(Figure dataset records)

■ ■ ■ ■ ■ ■ ■

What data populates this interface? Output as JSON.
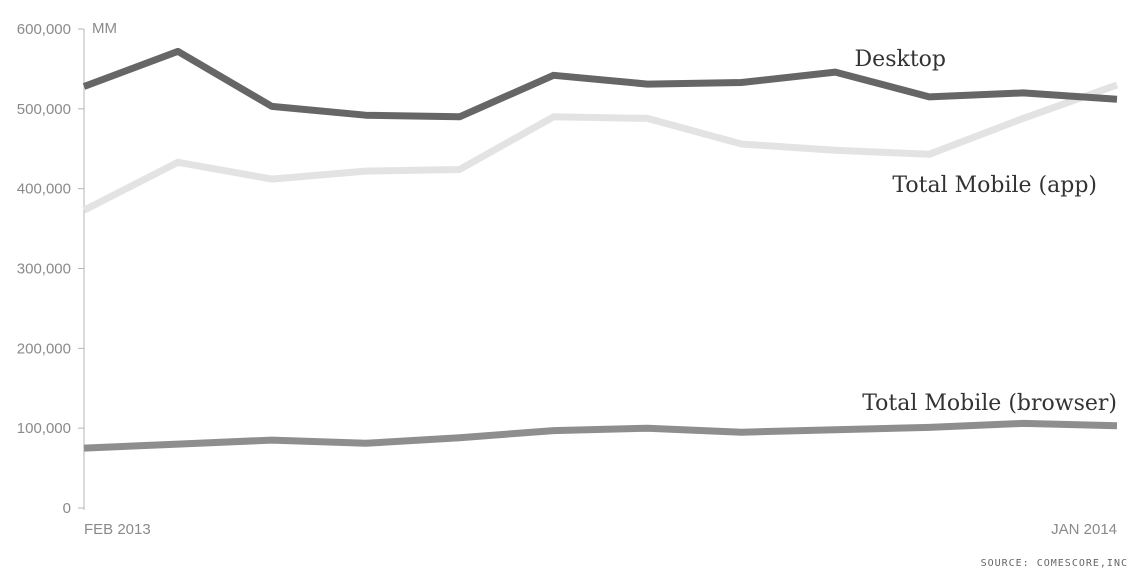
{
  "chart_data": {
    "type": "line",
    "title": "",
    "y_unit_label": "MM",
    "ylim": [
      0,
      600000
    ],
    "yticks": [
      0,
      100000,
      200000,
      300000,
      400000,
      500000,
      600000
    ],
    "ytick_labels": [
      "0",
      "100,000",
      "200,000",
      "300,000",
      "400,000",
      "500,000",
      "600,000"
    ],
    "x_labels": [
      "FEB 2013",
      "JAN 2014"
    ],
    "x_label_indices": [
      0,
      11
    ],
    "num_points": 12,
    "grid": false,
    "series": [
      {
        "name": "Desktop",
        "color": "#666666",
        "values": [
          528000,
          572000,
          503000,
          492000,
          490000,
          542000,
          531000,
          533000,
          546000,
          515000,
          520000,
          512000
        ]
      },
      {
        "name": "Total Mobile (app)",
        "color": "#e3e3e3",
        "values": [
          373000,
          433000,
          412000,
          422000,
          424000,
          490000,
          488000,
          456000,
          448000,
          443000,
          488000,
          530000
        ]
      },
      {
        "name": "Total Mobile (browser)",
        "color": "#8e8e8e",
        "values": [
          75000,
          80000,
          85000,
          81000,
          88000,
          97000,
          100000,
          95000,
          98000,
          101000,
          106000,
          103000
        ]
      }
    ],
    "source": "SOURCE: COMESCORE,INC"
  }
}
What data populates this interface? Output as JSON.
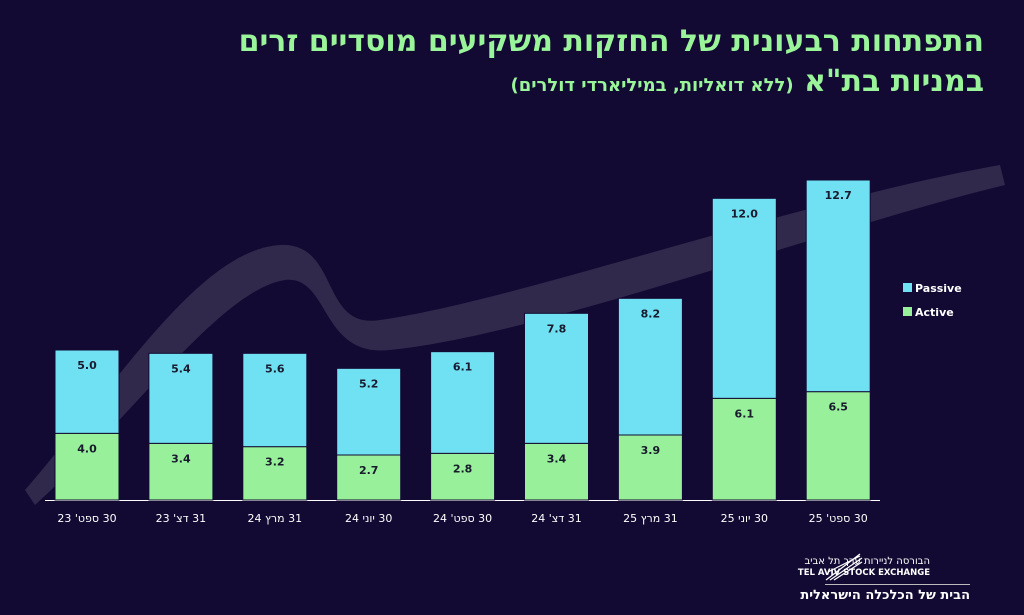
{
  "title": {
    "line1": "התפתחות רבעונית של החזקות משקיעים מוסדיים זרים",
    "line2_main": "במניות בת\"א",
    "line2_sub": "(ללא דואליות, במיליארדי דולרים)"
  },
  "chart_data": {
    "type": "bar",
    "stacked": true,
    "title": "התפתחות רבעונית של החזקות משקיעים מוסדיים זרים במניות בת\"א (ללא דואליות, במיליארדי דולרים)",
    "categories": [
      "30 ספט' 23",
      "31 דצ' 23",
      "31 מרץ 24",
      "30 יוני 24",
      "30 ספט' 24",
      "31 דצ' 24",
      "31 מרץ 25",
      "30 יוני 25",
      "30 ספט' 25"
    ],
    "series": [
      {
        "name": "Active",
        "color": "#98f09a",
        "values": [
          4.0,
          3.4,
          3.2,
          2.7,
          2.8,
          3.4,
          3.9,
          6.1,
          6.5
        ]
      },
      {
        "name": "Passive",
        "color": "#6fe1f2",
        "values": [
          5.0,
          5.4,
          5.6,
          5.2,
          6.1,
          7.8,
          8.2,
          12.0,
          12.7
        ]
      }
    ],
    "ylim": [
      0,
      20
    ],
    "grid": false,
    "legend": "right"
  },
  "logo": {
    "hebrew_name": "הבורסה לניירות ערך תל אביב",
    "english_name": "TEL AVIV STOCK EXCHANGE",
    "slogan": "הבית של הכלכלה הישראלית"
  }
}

■ ■ ■ ■ ■ ■ ■

● What to work on: Reproduce the data word for word, excluding its pictures.

● Task response:
What data populates this interface? Output as JSON.
{
  "chart_data": {
    "type": "line",
    "title": "",
    "y_unit_label": "MM",
    "ylim": [
      0,
      600000
    ],
    "yticks": [
      0,
      100000,
      200000,
      300000,
      400000,
      500000,
      600000
    ],
    "ytick_labels": [
      "0",
      "100,000",
      "200,000",
      "300,000",
      "400,000",
      "500,000",
      "600,000"
    ],
    "x_labels": [
      "FEB 2013",
      "JAN 2014"
    ],
    "x_label_indices": [
      0,
      11
    ],
    "num_points": 12,
    "grid": false,
    "series": [
      {
        "name": "Desktop",
        "color": "#666666",
        "values": [
          528000,
          572000,
          503000,
          492000,
          490000,
          542000,
          531000,
          533000,
          546000,
          515000,
          520000,
          512000
        ]
      },
      {
        "name": "Total Mobile (app)",
        "color": "#e3e3e3",
        "values": [
          373000,
          433000,
          412000,
          422000,
          424000,
          490000,
          488000,
          456000,
          448000,
          443000,
          488000,
          530000
        ]
      },
      {
        "name": "Total Mobile (browser)",
        "color": "#8e8e8e",
        "values": [
          75000,
          80000,
          85000,
          81000,
          88000,
          97000,
          100000,
          95000,
          98000,
          101000,
          106000,
          103000
        ]
      }
    ],
    "source": "SOURCE: COMESCORE,INC"
  }
}
What data populates this interface? Output as JSON.
{
  "title": {
    "line1": "התפתחות רבעונית של החזקות משקיעים מוסדיים זרים",
    "line2_main": "במניות בת\"א",
    "line2_sub": "(ללא דואליות, במיליארדי דולרים)"
  },
  "chart_data": {
    "type": "bar",
    "stacked": true,
    "title": "התפתחות רבעונית של החזקות משקיעים מוסדיים זרים במניות בת\"א (ללא דואליות, במיליארדי דולרים)",
    "categories": [
      "30 ספט' 23",
      "31 דצ' 23",
      "31 מרץ 24",
      "30 יוני 24",
      "30 ספט' 24",
      "31 דצ' 24",
      "31 מרץ 25",
      "30 יוני 25",
      "30 ספט' 25"
    ],
    "series": [
      {
        "name": "Active",
        "color": "#98f09a",
        "values": [
          4.0,
          3.4,
          3.2,
          2.7,
          2.8,
          3.4,
          3.9,
          6.1,
          6.5
        ]
      },
      {
        "name": "Passive",
        "color": "#6fe1f2",
        "values": [
          5.0,
          5.4,
          5.6,
          5.2,
          6.1,
          7.8,
          8.2,
          12.0,
          12.7
        ]
      }
    ],
    "ylim": [
      0,
      20
    ],
    "grid": false,
    "legend": "right"
  },
  "logo": {
    "hebrew_name": "הבורסה לניירות ערך תל אביב",
    "english_name": "TEL AVIV STOCK EXCHANGE",
    "slogan": "הבית של הכלכלה הישראלית"
  }
}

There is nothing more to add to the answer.